(Stated problem) Reproduce nothing but the closing run of lines: the line with "Read all visible" and each line that follows it to the end of the data.

Data excerpts
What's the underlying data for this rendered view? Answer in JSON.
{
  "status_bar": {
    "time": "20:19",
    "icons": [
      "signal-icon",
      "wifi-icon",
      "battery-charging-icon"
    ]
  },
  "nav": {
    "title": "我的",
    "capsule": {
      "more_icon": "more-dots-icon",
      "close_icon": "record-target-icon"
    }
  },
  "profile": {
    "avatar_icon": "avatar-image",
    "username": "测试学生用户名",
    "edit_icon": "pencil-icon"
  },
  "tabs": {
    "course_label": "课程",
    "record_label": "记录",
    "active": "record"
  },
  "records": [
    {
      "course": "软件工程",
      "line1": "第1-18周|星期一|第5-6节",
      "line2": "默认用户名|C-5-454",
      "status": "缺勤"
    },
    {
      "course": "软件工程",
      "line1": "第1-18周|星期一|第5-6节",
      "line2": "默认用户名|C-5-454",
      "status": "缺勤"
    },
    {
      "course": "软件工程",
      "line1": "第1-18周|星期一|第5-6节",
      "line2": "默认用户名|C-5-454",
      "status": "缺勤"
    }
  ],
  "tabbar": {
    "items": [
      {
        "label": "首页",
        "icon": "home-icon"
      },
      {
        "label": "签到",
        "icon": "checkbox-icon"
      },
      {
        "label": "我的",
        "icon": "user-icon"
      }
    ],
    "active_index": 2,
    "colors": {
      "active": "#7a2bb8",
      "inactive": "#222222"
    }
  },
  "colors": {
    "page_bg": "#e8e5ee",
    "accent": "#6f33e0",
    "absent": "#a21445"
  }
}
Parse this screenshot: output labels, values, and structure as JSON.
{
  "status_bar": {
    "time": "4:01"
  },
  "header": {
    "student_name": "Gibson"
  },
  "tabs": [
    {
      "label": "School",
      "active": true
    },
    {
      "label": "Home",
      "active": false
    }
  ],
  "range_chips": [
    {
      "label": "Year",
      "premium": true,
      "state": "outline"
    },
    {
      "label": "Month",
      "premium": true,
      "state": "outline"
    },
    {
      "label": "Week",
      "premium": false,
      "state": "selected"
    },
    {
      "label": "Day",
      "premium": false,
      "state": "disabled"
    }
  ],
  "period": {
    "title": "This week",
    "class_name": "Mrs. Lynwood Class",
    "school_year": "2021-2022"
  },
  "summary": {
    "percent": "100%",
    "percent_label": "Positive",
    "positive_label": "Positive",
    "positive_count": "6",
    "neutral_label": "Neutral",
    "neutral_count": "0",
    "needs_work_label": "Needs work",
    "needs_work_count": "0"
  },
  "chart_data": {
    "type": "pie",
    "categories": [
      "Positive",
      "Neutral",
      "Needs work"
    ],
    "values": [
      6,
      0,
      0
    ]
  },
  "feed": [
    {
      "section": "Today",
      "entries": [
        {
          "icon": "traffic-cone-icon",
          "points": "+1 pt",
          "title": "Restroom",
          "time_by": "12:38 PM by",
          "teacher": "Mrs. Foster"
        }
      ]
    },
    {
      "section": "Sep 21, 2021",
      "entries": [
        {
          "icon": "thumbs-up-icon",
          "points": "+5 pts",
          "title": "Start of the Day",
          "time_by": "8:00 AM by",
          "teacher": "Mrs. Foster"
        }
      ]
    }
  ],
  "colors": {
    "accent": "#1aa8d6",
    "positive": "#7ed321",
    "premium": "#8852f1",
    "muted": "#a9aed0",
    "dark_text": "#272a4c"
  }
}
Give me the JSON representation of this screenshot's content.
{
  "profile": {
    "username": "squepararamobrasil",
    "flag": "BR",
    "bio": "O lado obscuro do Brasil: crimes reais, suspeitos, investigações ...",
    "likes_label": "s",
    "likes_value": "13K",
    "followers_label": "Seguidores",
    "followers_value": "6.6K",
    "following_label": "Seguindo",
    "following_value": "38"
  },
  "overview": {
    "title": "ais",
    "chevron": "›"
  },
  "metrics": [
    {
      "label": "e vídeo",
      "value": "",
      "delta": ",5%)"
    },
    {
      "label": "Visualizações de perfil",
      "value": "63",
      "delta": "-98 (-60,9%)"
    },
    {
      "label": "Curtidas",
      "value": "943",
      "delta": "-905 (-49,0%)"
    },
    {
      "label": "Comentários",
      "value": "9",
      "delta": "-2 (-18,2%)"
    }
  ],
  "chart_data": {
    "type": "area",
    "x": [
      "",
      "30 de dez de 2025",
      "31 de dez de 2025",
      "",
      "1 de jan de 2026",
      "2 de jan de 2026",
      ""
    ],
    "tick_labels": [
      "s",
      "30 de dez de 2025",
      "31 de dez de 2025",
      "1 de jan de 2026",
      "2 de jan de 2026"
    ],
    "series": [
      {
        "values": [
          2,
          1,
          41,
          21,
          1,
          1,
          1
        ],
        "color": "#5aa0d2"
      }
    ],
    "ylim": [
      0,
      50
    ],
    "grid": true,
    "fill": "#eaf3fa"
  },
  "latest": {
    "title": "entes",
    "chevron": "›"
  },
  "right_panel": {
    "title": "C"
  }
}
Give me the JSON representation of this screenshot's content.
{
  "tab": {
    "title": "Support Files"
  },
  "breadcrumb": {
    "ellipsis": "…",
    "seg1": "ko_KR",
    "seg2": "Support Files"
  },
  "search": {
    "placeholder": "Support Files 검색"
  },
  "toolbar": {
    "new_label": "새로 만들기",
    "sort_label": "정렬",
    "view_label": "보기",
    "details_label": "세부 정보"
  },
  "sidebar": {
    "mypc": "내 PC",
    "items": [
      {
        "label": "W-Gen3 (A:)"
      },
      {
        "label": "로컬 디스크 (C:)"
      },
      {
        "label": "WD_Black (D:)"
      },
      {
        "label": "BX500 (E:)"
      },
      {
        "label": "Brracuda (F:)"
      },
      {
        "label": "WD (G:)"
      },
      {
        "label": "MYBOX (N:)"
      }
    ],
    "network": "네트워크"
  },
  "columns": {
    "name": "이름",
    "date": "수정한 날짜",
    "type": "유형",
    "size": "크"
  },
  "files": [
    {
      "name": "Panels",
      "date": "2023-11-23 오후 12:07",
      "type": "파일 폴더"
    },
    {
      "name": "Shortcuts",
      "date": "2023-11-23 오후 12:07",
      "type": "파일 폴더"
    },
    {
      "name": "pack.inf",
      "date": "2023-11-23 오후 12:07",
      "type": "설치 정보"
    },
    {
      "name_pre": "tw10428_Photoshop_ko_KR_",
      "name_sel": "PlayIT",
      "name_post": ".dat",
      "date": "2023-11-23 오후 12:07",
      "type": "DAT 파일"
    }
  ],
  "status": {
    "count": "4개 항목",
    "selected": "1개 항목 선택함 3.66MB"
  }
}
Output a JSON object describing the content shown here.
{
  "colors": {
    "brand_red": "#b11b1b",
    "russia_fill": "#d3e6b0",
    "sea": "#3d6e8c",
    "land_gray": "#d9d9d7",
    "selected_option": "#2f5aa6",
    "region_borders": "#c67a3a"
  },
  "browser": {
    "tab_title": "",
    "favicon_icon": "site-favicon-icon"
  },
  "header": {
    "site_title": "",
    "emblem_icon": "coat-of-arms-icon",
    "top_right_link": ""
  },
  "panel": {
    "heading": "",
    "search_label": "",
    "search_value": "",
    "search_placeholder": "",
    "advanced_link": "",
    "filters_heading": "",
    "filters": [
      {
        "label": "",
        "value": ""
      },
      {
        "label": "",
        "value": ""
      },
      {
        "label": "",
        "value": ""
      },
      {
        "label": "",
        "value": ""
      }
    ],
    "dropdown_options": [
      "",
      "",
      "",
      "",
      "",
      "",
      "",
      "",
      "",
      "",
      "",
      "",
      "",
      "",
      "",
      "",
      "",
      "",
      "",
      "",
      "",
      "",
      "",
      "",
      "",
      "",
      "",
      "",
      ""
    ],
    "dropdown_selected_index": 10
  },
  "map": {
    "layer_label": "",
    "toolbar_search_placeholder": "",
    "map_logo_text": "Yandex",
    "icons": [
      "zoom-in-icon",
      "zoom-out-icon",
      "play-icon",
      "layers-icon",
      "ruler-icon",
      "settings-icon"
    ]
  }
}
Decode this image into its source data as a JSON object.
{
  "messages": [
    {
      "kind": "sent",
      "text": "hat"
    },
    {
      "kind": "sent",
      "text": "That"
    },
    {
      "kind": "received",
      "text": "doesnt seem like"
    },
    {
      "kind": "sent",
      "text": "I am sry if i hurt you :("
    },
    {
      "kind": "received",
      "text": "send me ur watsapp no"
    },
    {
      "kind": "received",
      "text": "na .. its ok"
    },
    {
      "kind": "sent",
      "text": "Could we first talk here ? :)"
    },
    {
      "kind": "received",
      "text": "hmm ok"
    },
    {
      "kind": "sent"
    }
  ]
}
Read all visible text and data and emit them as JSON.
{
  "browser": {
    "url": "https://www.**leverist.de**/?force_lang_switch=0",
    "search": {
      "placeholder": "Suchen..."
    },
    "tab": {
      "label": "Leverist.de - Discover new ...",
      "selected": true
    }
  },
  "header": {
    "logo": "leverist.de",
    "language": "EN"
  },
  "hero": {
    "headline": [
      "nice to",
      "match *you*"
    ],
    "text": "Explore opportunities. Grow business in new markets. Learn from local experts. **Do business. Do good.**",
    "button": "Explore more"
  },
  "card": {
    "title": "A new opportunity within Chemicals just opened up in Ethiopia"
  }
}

(Reply to the task)
Read all visible text and data and emit them as JSON.
{
  "browser": {
    "url": "https://www.**leverist.de**/?force_lang_switch=0",
    "search": {
      "placeholder": "Suchen..."
    },
    "tab": {
      "label": "Leverist.de - Discover new ...",
      "selected": true
    }
  },
  "header": {
    "logo": "leverist.de",
    "language": "EN"
  },
  "hero": {
    "headline": [
      "nice to",
      "match *you*"
    ],
    "text": "Explore opportunities. Grow business in new markets. Learn from local experts. **Do business. Do good.**",
    "button": "Explore more"
  },
  "card": {
    "title": "A new opportunity within Chemicals just opened up in Ethiopia"
  }
}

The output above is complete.